● Task brief
Every line below should be repeated exactly.

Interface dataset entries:
--
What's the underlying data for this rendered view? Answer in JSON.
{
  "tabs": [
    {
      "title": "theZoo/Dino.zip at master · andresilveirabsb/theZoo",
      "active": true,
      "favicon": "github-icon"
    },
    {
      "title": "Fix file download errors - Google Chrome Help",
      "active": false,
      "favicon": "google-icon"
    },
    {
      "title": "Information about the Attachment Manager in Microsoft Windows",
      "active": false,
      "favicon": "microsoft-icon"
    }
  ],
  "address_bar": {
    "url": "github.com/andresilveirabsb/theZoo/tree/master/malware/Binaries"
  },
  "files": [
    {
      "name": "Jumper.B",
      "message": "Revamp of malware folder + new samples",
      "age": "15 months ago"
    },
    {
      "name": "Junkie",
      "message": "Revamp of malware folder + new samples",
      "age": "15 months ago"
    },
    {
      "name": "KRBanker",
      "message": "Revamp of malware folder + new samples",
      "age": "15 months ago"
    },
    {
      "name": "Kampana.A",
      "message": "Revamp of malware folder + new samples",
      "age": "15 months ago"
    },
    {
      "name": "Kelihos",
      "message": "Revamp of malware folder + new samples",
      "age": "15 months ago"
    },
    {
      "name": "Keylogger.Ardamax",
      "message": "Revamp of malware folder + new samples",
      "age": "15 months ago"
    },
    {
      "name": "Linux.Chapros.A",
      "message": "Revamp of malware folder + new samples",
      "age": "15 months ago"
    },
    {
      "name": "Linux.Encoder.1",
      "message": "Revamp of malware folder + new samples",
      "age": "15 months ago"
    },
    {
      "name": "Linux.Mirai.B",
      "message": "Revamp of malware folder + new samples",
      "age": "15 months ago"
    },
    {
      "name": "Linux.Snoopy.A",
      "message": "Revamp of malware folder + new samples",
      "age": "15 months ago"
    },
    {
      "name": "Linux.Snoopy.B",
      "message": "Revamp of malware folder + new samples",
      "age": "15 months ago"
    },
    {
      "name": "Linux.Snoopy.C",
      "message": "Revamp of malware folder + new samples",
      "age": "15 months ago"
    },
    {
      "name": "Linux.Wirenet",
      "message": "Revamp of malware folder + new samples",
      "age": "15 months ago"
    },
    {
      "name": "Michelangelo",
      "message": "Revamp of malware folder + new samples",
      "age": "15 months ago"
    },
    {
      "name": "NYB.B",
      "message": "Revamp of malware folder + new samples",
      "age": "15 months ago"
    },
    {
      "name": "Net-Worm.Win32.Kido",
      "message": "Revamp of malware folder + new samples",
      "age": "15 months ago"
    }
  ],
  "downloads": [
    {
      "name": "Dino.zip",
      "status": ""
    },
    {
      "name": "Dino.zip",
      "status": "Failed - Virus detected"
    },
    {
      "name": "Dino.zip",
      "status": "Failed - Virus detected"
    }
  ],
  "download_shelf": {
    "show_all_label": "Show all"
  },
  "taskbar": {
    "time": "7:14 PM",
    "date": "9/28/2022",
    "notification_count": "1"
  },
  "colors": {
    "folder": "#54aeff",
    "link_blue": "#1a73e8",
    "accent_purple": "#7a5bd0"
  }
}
--
● Result of the task
What's the underlying data for this rendered view? Answer in JSON.
{
  "tabs": [
    {
      "title": "theZoo/Dino.zip at master · andresilveirabsb/theZoo",
      "active": true,
      "favicon": "github-icon"
    },
    {
      "title": "Fix file download errors - Google Chrome Help",
      "active": false,
      "favicon": "google-icon"
    },
    {
      "title": "Information about the Attachment Manager in Microsoft Windows",
      "active": false,
      "favicon": "microsoft-icon"
    }
  ],
  "address_bar": {
    "url": "github.com/andresilveirabsb/theZoo/tree/master/malware/Binaries"
  },
  "files": [
    {
      "name": "Jumper.B",
      "message": "Revamp of malware folder + new samples",
      "age": "15 months ago"
    },
    {
      "name": "Junkie",
      "message": "Revamp of malware folder + new samples",
      "age": "15 months ago"
    },
    {
      "name": "KRBanker",
      "message": "Revamp of malware folder + new samples",
      "age": "15 months ago"
    },
    {
      "name": "Kampana.A",
      "message": "Revamp of malware folder + new samples",
      "age": "15 months ago"
    },
    {
      "name": "Kelihos",
      "message": "Revamp of malware folder + new samples",
      "age": "15 months ago"
    },
    {
      "name": "Keylogger.Ardamax",
      "message": "Revamp of malware folder + new samples",
      "age": "15 months ago"
    },
    {
      "name": "Linux.Chapros.A",
      "message": "Revamp of malware folder + new samples",
      "age": "15 months ago"
    },
    {
      "name": "Linux.Encoder.1",
      "message": "Revamp of malware folder + new samples",
      "age": "15 months ago"
    },
    {
      "name": "Linux.Mirai.B",
      "message": "Revamp of malware folder + new samples",
      "age": "15 months ago"
    },
    {
      "name": "Linux.Snoopy.A",
      "message": "Revamp of malware folder + new samples",
      "age": "15 months ago"
    },
    {
      "name": "Linux.Snoopy.B",
      "message": "Revamp of malware folder + new samples",
      "age": "15 months ago"
    },
    {
      "name": "Linux.Snoopy.C",
      "message": "Revamp of malware folder + new samples",
      "age": "15 months ago"
    },
    {
      "name": "Linux.Wirenet",
      "message": "Revamp of malware folder + new samples",
      "age": "15 months ago"
    },
    {
      "name": "Michelangelo",
      "message": "Revamp of malware folder + new samples",
      "age": "15 months ago"
    },
    {
      "name": "NYB.B",
      "message": "Revamp of malware folder + new samples",
      "age": "15 months ago"
    },
    {
      "name": "Net-Worm.Win32.Kido",
      "message": "Revamp of malware folder + new samples",
      "age": "15 months ago"
    }
  ],
  "downloads": [
    {
      "name": "Dino.zip",
      "status": ""
    },
    {
      "name": "Dino.zip",
      "status": "Failed - Virus detected"
    },
    {
      "name": "Dino.zip",
      "status": "Failed - Virus detected"
    }
  ],
  "download_shelf": {
    "show_all_label": "Show all"
  },
  "taskbar": {
    "time": "7:14 PM",
    "date": "9/28/2022",
    "notification_count": "1"
  },
  "colors": {
    "folder": "#54aeff",
    "link_blue": "#1a73e8",
    "accent_purple": "#7a5bd0"
  }
}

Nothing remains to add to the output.